**GIVEN INSTRUCTION**
Write each line out again exactly as written.

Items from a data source
┄┄┄┄┄┄

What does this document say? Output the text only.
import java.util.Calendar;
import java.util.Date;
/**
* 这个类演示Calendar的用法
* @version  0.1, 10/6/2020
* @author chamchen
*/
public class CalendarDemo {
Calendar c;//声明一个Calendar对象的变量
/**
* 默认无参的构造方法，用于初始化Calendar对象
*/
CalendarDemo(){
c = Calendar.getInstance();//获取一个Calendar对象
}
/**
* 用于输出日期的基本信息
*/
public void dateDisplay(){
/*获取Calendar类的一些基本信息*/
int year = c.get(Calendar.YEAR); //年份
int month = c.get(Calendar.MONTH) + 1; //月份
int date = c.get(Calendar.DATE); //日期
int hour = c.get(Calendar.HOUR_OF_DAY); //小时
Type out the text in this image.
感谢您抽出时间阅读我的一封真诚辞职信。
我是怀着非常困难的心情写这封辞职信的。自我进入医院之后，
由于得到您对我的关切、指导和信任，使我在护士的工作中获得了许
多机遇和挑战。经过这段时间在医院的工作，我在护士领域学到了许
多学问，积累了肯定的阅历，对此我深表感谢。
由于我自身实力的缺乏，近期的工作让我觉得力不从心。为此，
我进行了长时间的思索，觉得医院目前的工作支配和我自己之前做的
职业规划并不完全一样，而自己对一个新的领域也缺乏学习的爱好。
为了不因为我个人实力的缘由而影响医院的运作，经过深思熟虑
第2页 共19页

┄┄┄┄┄┄

**TASK RESULT**
What does this document say? Output the text only.
import java.util.Calendar;
import java.util.Date;
/**
* 这个类演示Calendar的用法
* @version  0.1, 10/6/2020
* @author chamchen
*/
public class CalendarDemo {
Calendar c;//声明一个Calendar对象的变量
/**
* 默认无参的构造方法，用于初始化Calendar对象
*/
CalendarDemo(){
c = Calendar.getInstance();//获取一个Calendar对象
}
/**
* 用于输出日期的基本信息
*/
public void dateDisplay(){
/*获取Calendar类的一些基本信息*/
int year = c.get(Calendar.YEAR); //年份
int month = c.get(Calendar.MONTH) + 1; //月份
int date = c.get(Calendar.DATE); //日期
int hour = c.get(Calendar.HOUR_OF_DAY); //小时
Type out the text in this image.
感谢您抽出时间阅读我的一封真诚辞职信。
我是怀着非常困难的心情写这封辞职信的。自我进入医院之后，
由于得到您对我的关切、指导和信任，使我在护士的工作中获得了许
多机遇和挑战。经过这段时间在医院的工作，我在护士领域学到了许
多学问，积累了肯定的阅历，对此我深表感谢。
由于我自身实力的缺乏，近期的工作让我觉得力不从心。为此，
我进行了长时间的思索，觉得医院目前的工作支配和我自己之前做的
职业规划并不完全一样，而自己对一个新的领域也缺乏学习的爱好。
为了不因为我个人实力的缘由而影响医院的运作，经过深思熟虑
第2页 共19页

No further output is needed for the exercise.